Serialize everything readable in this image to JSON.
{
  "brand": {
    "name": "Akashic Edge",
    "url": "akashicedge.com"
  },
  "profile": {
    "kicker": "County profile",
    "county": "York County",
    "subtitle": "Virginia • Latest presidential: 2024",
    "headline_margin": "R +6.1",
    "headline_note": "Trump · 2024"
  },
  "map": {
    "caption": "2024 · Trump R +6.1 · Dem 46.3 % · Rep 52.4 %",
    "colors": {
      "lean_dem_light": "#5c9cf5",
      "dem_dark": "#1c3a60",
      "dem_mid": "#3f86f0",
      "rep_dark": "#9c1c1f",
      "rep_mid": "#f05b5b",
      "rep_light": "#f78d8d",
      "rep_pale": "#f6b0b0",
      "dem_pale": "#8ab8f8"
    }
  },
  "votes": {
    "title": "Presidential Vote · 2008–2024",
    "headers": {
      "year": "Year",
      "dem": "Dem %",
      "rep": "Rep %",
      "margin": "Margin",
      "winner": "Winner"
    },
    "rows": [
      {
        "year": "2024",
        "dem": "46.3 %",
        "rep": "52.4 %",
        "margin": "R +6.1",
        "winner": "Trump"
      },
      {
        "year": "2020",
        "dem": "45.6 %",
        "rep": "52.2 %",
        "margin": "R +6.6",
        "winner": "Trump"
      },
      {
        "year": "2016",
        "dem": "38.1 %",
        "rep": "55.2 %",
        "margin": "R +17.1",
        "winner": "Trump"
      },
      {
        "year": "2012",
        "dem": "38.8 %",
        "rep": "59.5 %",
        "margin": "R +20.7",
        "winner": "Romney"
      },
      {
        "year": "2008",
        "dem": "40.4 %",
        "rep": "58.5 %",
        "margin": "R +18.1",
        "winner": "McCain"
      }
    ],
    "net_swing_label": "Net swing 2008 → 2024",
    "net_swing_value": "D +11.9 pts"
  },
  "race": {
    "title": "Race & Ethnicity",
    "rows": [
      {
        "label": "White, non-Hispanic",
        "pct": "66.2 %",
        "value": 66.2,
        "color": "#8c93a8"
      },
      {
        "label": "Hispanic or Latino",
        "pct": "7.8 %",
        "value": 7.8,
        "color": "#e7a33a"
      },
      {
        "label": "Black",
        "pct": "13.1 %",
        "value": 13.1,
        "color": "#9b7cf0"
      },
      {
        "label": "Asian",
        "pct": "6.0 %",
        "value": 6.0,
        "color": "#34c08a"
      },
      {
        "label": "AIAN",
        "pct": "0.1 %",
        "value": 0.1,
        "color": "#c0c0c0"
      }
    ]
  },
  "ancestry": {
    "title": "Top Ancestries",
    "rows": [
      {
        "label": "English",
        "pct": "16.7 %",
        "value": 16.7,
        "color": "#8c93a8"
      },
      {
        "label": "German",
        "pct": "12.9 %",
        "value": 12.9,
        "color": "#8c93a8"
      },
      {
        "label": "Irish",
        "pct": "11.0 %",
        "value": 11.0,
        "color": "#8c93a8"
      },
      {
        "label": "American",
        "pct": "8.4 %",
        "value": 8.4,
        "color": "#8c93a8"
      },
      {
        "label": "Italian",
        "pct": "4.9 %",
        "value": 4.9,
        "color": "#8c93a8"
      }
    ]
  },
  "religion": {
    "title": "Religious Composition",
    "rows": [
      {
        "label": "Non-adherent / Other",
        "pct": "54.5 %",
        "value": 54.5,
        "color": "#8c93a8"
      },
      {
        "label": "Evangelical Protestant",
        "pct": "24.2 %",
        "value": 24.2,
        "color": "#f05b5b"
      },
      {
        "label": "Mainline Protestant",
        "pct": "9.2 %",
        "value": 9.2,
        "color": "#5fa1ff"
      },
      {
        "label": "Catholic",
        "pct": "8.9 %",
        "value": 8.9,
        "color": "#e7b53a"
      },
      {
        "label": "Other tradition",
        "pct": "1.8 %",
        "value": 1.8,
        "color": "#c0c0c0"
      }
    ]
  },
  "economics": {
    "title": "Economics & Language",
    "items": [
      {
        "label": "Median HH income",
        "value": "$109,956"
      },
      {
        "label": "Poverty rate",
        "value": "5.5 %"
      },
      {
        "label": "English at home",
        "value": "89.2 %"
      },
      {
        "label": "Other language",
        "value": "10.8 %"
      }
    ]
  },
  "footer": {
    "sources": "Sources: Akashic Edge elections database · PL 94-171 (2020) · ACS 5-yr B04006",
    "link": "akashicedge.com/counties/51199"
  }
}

Written exercise
Pick out, from the lines above, every one that contains the string "County".

Task solution
    "kicker": "County profile",
    "county": "York County",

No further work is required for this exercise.